§ The exercise: Take each line that has the word "screenshot" and return it.
:::::
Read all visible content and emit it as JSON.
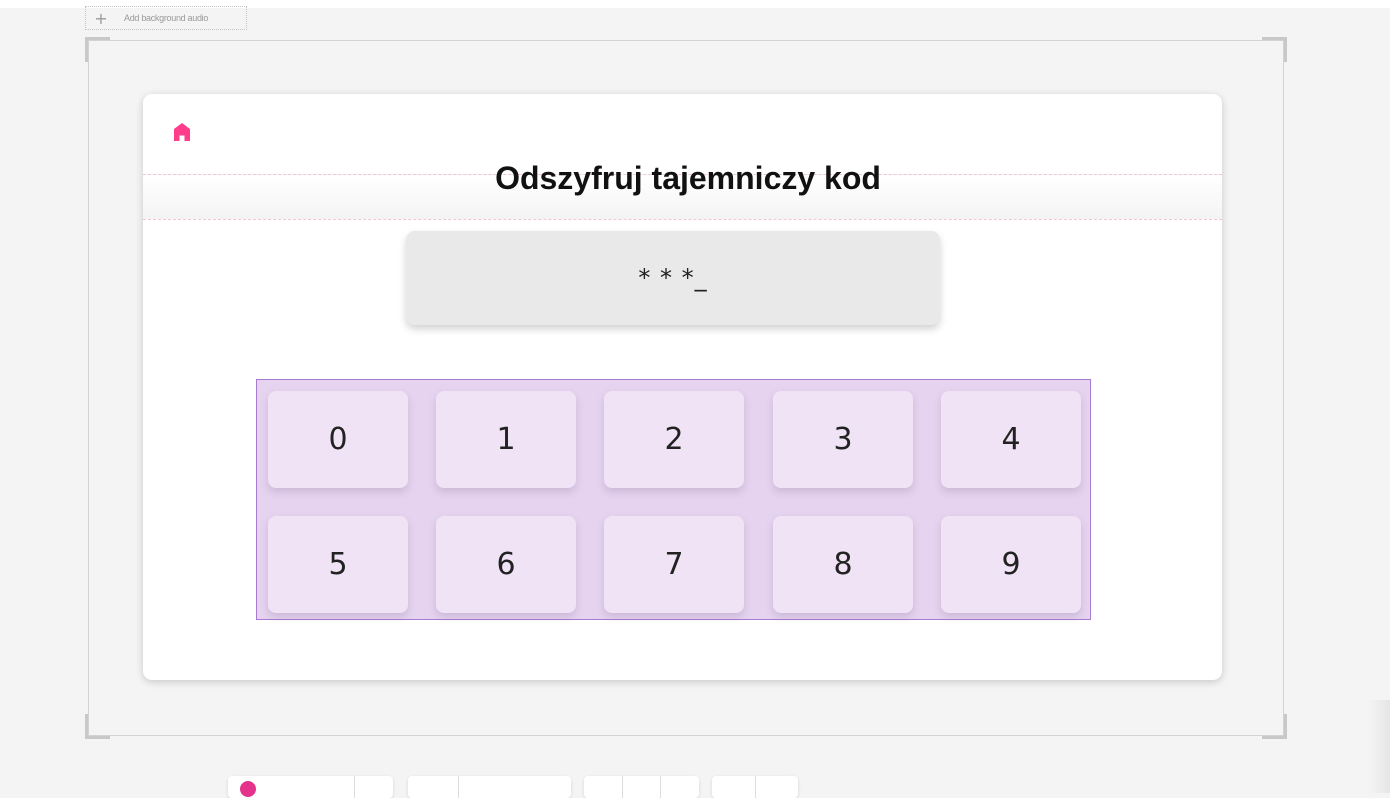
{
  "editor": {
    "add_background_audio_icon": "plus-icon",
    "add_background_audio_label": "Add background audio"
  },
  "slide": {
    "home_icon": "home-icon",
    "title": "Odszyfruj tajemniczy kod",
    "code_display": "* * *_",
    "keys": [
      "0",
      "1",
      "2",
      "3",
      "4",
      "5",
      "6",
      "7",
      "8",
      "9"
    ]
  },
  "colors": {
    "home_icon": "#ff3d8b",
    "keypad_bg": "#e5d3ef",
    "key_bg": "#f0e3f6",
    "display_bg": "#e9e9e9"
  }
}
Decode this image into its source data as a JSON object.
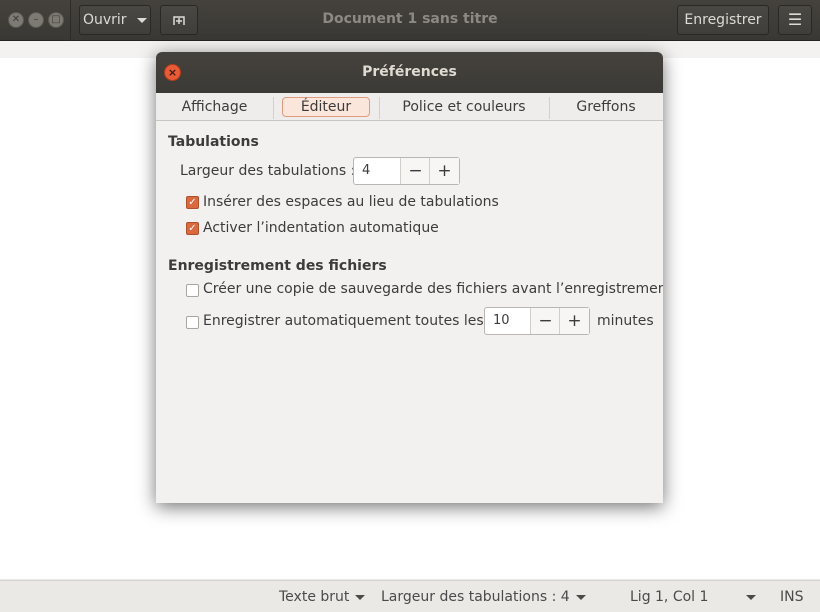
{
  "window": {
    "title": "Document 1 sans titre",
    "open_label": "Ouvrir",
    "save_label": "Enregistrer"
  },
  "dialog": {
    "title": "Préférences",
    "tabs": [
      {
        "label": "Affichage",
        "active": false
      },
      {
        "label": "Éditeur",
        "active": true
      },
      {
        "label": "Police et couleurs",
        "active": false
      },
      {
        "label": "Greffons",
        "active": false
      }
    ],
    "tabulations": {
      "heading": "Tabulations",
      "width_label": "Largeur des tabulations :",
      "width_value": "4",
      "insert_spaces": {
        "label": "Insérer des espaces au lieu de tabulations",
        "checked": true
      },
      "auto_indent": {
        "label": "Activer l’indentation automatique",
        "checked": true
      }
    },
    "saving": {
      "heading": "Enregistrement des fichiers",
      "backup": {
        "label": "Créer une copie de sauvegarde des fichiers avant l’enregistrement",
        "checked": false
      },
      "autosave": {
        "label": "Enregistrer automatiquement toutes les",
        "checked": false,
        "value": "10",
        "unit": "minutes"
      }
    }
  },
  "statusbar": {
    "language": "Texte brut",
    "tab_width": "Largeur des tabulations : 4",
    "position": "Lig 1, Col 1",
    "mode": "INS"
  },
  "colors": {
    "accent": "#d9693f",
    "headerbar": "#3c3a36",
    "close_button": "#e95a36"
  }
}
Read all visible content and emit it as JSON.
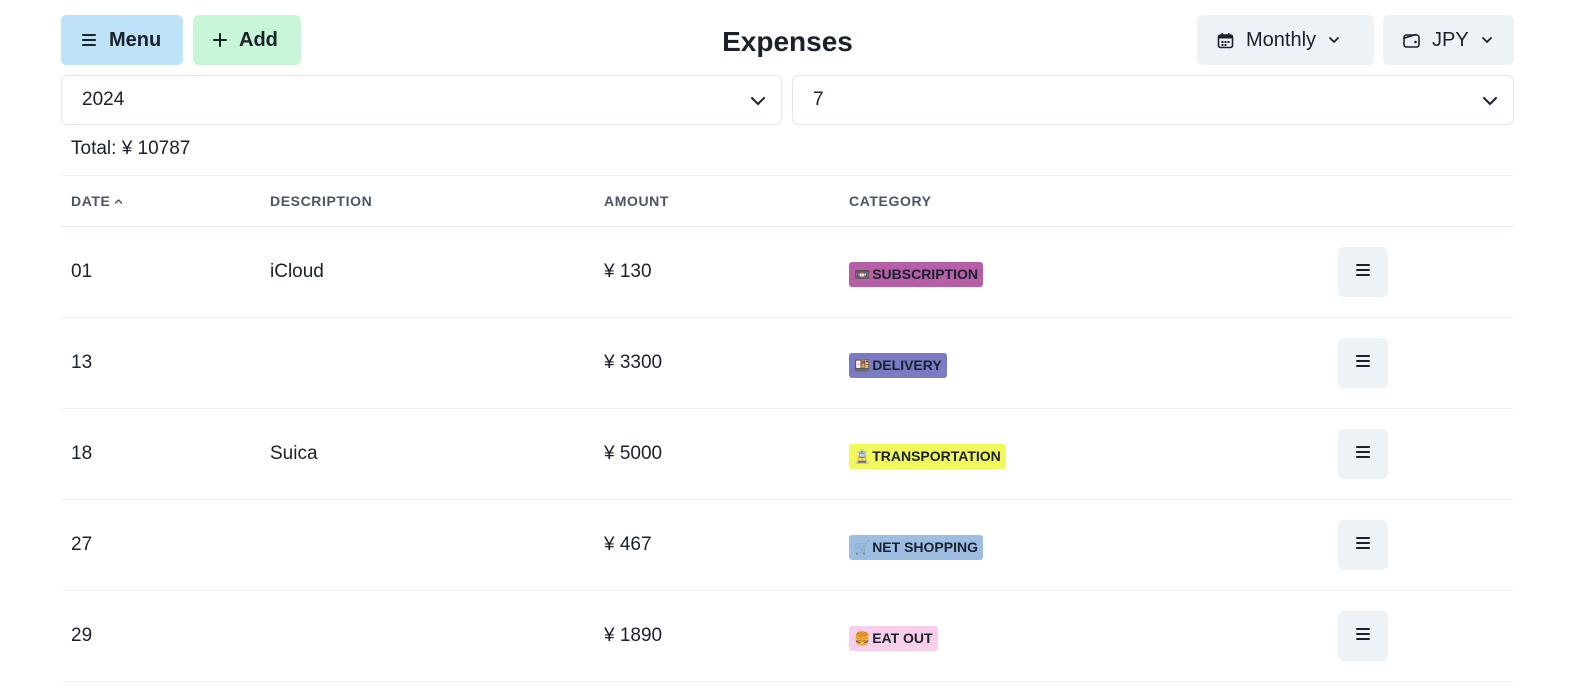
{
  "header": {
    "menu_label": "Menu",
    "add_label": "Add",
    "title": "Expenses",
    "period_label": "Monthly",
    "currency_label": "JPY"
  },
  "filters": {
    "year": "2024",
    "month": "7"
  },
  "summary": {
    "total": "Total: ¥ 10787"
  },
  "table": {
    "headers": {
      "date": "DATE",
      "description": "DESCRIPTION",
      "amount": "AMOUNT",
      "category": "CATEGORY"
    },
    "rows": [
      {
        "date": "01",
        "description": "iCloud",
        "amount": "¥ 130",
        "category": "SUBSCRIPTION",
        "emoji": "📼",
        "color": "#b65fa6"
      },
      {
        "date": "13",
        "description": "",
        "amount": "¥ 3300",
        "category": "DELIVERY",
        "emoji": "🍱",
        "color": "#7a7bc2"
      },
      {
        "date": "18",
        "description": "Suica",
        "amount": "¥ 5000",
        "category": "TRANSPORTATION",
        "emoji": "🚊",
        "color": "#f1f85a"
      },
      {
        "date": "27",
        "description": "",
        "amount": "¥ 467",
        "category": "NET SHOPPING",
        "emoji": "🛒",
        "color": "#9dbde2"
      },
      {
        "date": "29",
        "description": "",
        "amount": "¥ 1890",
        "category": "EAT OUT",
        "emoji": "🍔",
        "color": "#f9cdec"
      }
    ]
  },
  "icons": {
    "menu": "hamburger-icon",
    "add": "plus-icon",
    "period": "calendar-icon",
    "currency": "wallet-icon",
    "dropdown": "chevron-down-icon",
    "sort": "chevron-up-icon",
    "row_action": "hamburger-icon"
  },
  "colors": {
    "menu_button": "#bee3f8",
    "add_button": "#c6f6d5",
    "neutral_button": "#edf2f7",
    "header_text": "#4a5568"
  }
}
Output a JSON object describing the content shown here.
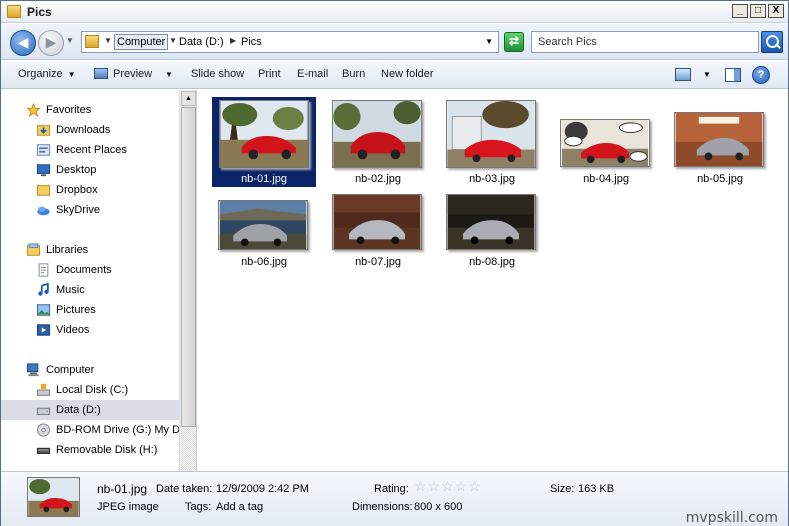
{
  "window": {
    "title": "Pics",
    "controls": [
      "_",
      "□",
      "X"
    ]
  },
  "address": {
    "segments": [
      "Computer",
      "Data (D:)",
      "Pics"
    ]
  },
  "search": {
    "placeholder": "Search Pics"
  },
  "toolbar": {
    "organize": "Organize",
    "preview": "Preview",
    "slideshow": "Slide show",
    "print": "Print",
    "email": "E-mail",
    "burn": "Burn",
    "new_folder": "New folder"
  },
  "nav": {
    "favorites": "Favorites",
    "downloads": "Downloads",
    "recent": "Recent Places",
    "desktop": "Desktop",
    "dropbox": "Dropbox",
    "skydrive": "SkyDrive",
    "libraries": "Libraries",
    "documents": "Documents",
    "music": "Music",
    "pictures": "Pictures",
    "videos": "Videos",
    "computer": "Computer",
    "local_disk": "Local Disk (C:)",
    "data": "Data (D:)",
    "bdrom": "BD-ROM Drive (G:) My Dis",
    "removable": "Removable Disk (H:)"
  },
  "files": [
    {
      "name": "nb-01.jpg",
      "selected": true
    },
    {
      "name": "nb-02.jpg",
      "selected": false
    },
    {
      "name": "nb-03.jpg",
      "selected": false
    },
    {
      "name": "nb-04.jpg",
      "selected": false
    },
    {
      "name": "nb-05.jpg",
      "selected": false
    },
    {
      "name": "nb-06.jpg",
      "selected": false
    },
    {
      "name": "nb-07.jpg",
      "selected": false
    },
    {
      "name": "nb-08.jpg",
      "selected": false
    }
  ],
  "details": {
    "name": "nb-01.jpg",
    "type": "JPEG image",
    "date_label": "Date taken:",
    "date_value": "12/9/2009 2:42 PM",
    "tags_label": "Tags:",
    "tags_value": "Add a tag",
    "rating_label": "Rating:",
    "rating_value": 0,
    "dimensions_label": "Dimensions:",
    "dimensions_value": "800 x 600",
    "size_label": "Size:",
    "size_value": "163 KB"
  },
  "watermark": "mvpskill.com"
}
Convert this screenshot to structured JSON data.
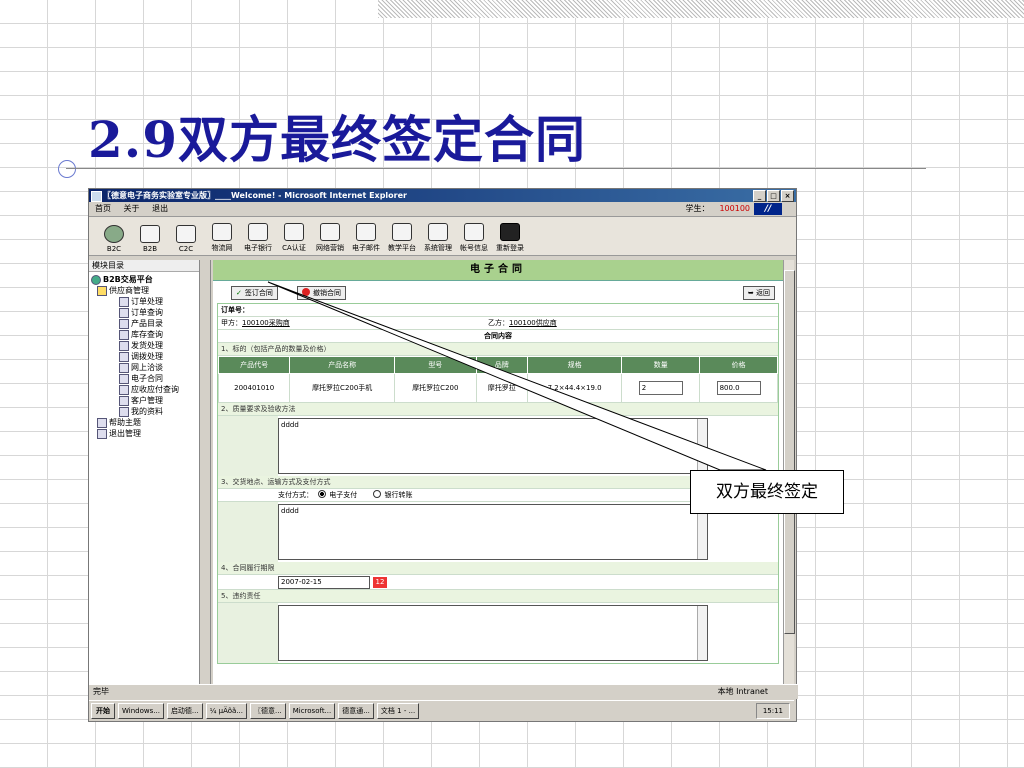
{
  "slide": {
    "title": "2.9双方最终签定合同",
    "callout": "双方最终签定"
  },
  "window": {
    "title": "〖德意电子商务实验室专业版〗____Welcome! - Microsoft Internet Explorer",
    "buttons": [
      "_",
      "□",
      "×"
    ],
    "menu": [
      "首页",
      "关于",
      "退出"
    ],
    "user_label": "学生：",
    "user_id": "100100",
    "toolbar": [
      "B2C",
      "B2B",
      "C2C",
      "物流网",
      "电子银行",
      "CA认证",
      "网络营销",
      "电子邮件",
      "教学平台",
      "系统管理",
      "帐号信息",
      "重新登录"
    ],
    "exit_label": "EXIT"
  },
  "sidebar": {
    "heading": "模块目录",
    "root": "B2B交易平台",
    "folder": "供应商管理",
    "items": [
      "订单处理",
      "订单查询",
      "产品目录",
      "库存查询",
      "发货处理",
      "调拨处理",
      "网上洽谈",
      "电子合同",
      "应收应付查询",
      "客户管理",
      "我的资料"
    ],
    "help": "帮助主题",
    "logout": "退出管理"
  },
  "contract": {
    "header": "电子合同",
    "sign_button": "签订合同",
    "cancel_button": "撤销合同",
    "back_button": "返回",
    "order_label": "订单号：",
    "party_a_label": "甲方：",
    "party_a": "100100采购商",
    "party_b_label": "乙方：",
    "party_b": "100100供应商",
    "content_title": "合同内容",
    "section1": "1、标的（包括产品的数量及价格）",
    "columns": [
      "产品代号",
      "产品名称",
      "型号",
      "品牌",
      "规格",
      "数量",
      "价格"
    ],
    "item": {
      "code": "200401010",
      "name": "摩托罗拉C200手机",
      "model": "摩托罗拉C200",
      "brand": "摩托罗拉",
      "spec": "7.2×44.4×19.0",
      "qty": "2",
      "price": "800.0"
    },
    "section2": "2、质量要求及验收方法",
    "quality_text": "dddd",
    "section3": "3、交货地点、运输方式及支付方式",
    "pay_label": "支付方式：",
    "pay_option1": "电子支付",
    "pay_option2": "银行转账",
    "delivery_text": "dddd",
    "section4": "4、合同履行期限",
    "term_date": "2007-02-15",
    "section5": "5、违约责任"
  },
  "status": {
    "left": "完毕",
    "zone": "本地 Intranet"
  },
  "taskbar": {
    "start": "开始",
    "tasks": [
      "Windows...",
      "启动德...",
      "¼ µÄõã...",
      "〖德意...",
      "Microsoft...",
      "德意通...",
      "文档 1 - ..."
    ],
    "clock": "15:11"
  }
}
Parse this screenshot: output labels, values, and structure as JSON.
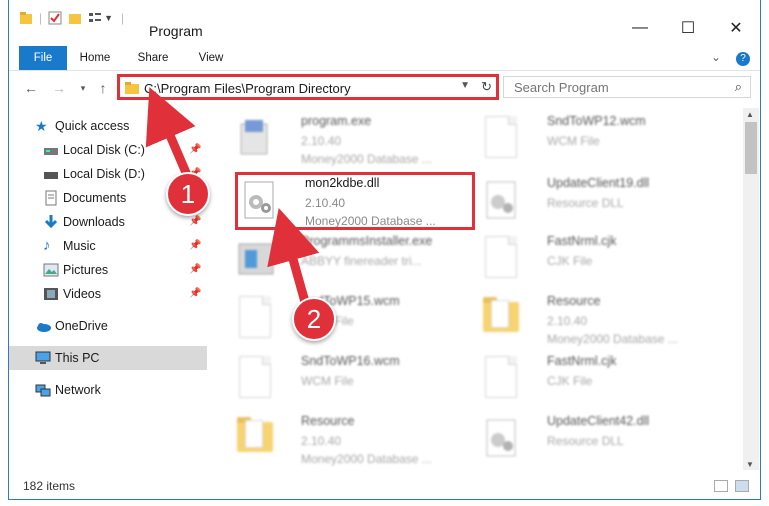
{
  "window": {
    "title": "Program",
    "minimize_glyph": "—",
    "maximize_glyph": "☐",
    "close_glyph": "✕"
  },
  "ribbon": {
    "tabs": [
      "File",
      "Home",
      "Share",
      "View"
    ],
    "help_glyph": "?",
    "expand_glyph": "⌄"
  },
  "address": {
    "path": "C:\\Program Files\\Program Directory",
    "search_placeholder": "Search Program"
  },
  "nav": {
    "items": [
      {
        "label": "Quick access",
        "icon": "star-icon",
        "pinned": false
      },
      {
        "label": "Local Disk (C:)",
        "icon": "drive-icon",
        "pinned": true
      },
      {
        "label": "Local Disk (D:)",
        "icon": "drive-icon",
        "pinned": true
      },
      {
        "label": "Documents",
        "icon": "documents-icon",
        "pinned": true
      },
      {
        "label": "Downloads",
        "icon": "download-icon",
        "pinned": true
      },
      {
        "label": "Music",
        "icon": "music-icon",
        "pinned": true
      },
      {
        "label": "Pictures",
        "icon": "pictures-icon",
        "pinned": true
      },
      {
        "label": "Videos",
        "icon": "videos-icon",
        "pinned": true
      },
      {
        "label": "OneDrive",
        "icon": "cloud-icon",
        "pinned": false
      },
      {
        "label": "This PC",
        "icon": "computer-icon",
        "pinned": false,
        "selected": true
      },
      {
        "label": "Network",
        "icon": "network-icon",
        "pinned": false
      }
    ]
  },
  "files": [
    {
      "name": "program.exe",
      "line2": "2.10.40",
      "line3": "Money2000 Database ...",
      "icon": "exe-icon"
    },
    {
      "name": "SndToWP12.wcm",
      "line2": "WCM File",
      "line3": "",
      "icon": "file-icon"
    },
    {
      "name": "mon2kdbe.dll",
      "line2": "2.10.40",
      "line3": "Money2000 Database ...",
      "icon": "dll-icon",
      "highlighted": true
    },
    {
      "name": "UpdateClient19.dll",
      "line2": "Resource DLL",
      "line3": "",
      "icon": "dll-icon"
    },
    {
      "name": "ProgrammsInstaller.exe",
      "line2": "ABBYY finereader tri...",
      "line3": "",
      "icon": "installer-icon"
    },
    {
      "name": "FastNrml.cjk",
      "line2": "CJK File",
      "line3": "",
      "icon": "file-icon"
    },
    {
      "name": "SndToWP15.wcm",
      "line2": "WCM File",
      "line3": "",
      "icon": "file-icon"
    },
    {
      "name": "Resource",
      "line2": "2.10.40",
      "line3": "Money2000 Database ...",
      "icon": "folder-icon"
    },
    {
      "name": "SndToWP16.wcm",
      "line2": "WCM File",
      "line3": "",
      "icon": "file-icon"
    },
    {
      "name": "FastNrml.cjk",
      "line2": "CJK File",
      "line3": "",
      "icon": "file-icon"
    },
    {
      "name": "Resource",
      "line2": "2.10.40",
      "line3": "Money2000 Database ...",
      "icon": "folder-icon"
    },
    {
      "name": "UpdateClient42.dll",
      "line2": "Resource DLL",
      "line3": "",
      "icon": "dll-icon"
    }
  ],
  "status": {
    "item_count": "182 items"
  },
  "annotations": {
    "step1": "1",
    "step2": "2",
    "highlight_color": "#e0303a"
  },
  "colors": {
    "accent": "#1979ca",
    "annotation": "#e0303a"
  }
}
:::::
§ Task output:
Convert this screenshot to structured JSON data.
Parse this screenshot: output labels, values, and structure as JSON.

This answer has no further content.